In the forum thread below, list every username whose post is dated Aug 20, 2008.

— PAGE —
________

# Saying Hello!!!



## MissTerious901 (Aug 19, 2008)

Hello all! 

I'm brand new to the site, and so far, I think it's pretty cool! 

Background: I've loved makeup every since I was a little girl. I used to play in my grandmothers Fashion Fair makeup when she would go to work. I remember thinking I couldn't wait to get a job so I can buy MAKEUP! (crazy, huh??) Anyway, as time moved along my OBSESSION has never went away, and I"m still a fool for cosmetics. 

Just wanted to say hello to everyone and I'm looking forward to learning new stuff and sharing ideas with my fellow addicts~ *wink*


----------



## MzzRach (Aug 19, 2008)

Isn't this site the best?  I just joined as well.  Welcome!


----------



## Lipglass*Lover* (Aug 19, 2008)




----------



## lara (Aug 20, 2008)

Welcome to Specktra!


----------



## nunu (Aug 20, 2008)

Hello! Welcome to Specktra!!


----------



## glam8babe (Aug 20, 2008)

welcome


----------



## gigglegirl (Aug 20, 2008)

Welcome and hope you enjoy surfing the numerous threads, learning about much new mac stuff and tips/techniques/fotds!

Have fun!


----------



## lovebuggyboo (Aug 26, 2008)




----------

________

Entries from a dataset
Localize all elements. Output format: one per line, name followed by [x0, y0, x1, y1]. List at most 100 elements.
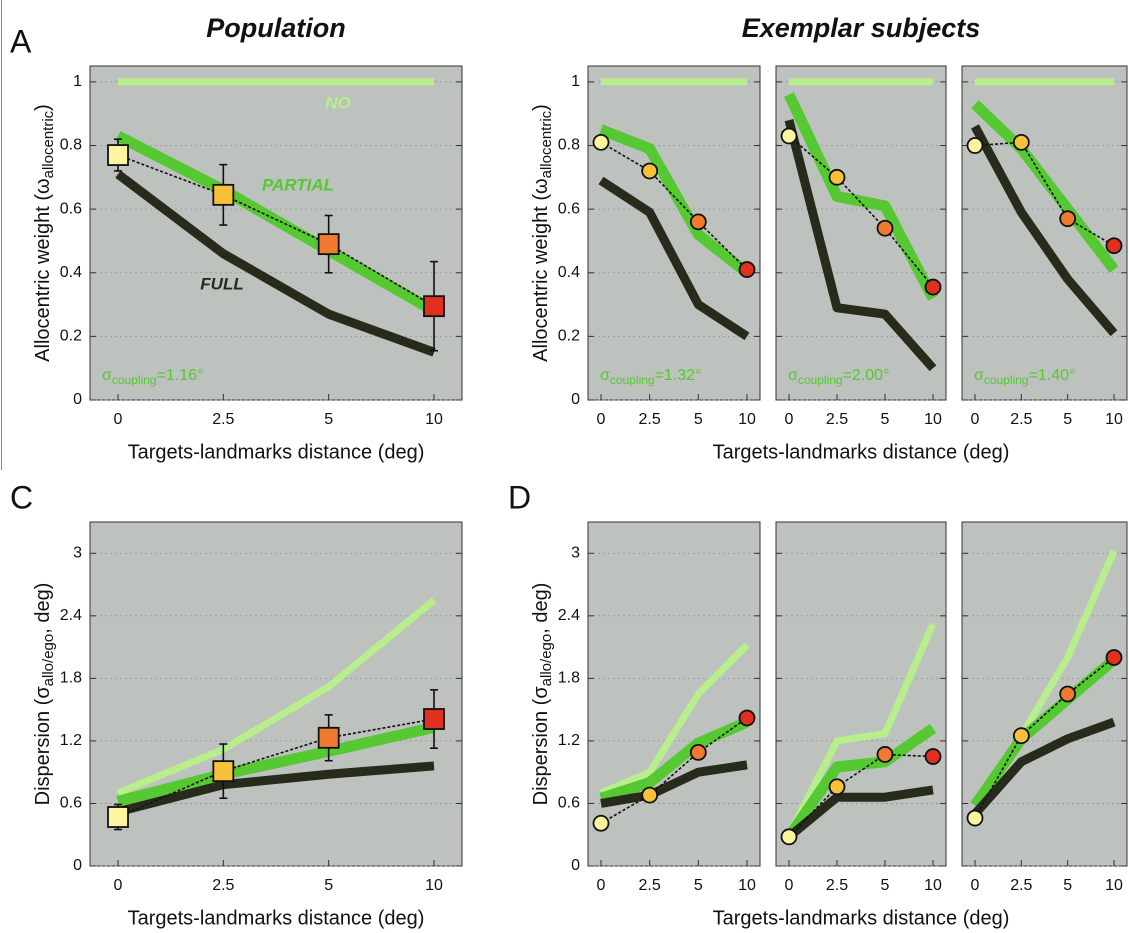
y-tick-label: 0.2: [60, 328, 82, 345]
x-tick-label: 10: [1105, 877, 1123, 894]
plot-area: [587, 521, 761, 867]
x-tick-label: 10: [425, 411, 443, 428]
data-line: [788, 753, 934, 838]
model-line: [970, 655, 1118, 809]
y-axis-label-part: ): [530, 104, 552, 111]
x-tick-label: 2.5: [212, 411, 234, 428]
y-tick-label: 2.4: [60, 607, 82, 624]
y-tick-label: 0.4: [60, 264, 82, 281]
y-tick-label: 0.4: [558, 264, 580, 281]
x-axis-label: Targets-landmarks distance (deg): [713, 441, 1010, 463]
x-tick-label: 2.5: [1010, 877, 1032, 894]
x-tick-label: 0: [114, 411, 123, 428]
model-line: [786, 785, 934, 841]
y-tick-label: 1.8: [558, 670, 580, 687]
model-line: [599, 642, 750, 797]
y-axis-label-part: allocentric: [40, 110, 57, 178]
model-line: [784, 92, 938, 301]
y-tick-label: 0: [571, 391, 580, 408]
x-tick-label: 2.5: [826, 411, 848, 428]
coupling-label-part: coupling: [984, 373, 1029, 387]
y-tick-label: 0.8: [558, 137, 580, 154]
panel-label: A: [10, 23, 32, 59]
x-tick-label: 2.5: [212, 877, 234, 894]
y-axis-label-part: Allocentric weight (ω: [530, 178, 552, 361]
x-tick-label: 5: [1063, 877, 1072, 894]
model-line: [116, 761, 435, 817]
y-tick-label: 0.6: [558, 200, 580, 217]
coupling-label-part: coupling: [610, 373, 655, 387]
y-tick-label: 1.2: [60, 732, 82, 749]
data-marker: [1059, 210, 1077, 228]
data-marker: [592, 133, 610, 151]
coupling-label-part: =1.40°: [1029, 367, 1076, 384]
data-marker: [689, 213, 707, 231]
coupling-label: σcoupling=1.32°: [600, 367, 701, 387]
coupling-label-part: σ: [102, 367, 112, 384]
x-tick-label: 10: [738, 411, 756, 428]
y-tick-label: 2.4: [558, 607, 580, 624]
model-line: [784, 118, 937, 372]
model-line: [599, 717, 750, 804]
data-marker: [1012, 727, 1030, 745]
y-axis-label: Dispersion (σallo/ego, deg): [32, 583, 57, 806]
series-annotation: PARTIAL: [262, 175, 334, 194]
data-line: [117, 154, 435, 307]
x-tick-label: 0: [597, 877, 606, 894]
data-marker: [876, 746, 894, 763]
data-marker: [924, 278, 942, 296]
y-tick-label: 0.6: [60, 795, 82, 812]
x-tick-label: 5: [324, 411, 333, 428]
y-tick-label: 0.6: [60, 200, 82, 217]
data-marker: [317, 233, 340, 256]
y-tick-label: 0.2: [558, 328, 580, 345]
x-tick-label: 0: [785, 877, 794, 894]
x-tick-label: 5: [694, 411, 703, 428]
data-marker: [1105, 237, 1123, 255]
y-axis-label-part: ): [32, 104, 54, 111]
data-marker: [966, 137, 984, 154]
data-marker: [641, 162, 659, 180]
coupling-label: σcoupling=1.40°: [974, 367, 1075, 387]
y-tick-label: 0: [73, 391, 82, 408]
x-axis-label: Targets-landmarks distance (deg): [128, 907, 425, 929]
coupling-label-part: =1.32°: [655, 367, 702, 384]
y-tick-label: 0.6: [558, 795, 580, 812]
data-marker: [828, 168, 846, 186]
coupling-label-part: σ: [974, 367, 984, 384]
x-tick-label: 0: [114, 877, 123, 894]
coupling-label-part: =1.16°: [157, 367, 204, 384]
y-axis-label-part: allo/ego: [40, 634, 57, 687]
coupling-label: σcoupling=2.00°: [788, 367, 889, 387]
panel-heading: Exemplar subjects: [742, 13, 981, 43]
series-annotation: NO: [325, 93, 351, 112]
y-tick-label: 1.2: [558, 732, 580, 749]
model-line: [785, 622, 937, 837]
x-tick-label: 10: [924, 877, 942, 894]
x-tick-label: 5: [694, 877, 703, 894]
y-axis-label-part: Allocentric weight (ω: [32, 178, 54, 361]
y-axis-label: Allocentric weight (ωallocentric): [32, 104, 57, 362]
data-line: [788, 135, 934, 288]
y-axis-label-part: Dispersion (σ: [32, 686, 54, 806]
data-marker: [423, 708, 445, 730]
model-line: [971, 717, 1116, 817]
data-marker: [924, 748, 942, 765]
y-tick-label: 1.8: [60, 670, 82, 687]
data-marker: [689, 743, 707, 761]
coupling-label-part: σ: [600, 367, 610, 384]
y-tick-label: 0.8: [60, 137, 82, 154]
data-marker: [641, 786, 659, 804]
model-line: [784, 723, 937, 840]
data-marker: [212, 183, 235, 206]
x-tick-label: 2.5: [826, 877, 848, 894]
plot-area: [89, 65, 463, 401]
x-tick-label: 5: [324, 877, 333, 894]
y-axis-label-part: , deg): [32, 583, 54, 634]
x-tick-label: 0: [597, 411, 606, 428]
x-tick-label: 10: [738, 877, 756, 894]
plot-area: [89, 521, 463, 867]
data-marker: [1105, 649, 1123, 666]
data-marker: [1012, 133, 1030, 151]
model-line: [971, 124, 1118, 337]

________

— THE SOLUTION —
lara, nunu, glam8babe, gigglegirl